§ TASK INSTRUCTIONS
Go through each line of the records below and count those with the word "this"; give only the total.

◇ ◇ ◇ ◇ ◇

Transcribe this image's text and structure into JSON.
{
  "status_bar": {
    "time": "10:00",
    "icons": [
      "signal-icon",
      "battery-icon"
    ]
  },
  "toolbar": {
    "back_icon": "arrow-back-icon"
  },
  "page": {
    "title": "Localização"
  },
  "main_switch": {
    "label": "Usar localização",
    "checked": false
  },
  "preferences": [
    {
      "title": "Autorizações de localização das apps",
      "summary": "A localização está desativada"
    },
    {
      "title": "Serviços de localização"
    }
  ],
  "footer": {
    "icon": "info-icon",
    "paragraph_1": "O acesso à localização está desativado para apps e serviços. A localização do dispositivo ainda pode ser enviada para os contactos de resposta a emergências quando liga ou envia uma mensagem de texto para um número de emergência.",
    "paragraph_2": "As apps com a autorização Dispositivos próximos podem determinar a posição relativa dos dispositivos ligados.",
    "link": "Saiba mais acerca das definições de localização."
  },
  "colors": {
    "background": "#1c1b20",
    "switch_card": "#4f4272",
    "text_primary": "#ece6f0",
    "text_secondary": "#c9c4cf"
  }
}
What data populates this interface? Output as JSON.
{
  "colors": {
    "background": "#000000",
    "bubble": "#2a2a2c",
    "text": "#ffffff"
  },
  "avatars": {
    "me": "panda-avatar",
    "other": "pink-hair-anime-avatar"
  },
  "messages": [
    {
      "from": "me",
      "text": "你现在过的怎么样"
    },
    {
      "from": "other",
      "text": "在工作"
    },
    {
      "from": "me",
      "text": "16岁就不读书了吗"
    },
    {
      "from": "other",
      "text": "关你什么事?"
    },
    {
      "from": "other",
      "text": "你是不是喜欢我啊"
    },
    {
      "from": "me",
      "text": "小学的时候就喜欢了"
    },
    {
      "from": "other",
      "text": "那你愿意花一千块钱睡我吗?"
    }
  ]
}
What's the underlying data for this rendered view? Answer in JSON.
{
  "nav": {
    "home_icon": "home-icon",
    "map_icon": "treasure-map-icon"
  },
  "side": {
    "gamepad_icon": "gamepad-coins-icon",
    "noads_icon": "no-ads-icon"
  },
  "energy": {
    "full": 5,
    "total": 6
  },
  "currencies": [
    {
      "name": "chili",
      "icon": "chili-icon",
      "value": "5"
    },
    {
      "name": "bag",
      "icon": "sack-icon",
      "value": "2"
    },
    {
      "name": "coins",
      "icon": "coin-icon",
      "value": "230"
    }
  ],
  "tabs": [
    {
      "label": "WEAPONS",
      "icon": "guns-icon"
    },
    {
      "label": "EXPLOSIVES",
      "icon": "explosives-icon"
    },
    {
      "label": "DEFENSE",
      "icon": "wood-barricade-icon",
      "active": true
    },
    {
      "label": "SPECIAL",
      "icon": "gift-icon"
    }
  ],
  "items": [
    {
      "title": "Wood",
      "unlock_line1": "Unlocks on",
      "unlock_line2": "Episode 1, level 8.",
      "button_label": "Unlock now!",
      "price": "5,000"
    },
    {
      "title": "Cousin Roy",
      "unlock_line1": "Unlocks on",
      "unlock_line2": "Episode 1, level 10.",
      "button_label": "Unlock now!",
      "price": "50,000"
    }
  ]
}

◇ ◇ ◇ ◇ ◇

§ COMPLETE OUTPUT
3